[Opening Given records section]

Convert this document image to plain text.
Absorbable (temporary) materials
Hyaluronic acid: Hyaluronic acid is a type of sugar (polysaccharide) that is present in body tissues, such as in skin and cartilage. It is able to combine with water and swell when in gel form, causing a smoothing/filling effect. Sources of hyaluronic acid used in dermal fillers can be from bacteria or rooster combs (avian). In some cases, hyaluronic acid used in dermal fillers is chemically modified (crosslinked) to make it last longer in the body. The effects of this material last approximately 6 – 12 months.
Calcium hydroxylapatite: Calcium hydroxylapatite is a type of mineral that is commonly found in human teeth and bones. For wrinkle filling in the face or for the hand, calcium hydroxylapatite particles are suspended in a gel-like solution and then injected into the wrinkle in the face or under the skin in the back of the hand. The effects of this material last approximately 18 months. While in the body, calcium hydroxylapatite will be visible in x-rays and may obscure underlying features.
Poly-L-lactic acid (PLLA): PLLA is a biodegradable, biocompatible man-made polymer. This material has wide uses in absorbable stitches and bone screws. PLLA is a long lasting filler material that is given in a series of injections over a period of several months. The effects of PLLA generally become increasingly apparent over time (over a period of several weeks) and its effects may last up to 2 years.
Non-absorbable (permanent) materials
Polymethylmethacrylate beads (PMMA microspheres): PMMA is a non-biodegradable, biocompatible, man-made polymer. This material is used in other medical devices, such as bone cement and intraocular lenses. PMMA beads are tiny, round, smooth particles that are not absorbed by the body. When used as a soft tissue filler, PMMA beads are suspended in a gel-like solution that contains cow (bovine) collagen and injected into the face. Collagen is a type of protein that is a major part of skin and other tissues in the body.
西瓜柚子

[Closing Given records section]

*Your goal*
Would you count the lines in the entries that hold "made" and reply with only the count?

*Response to this task*
2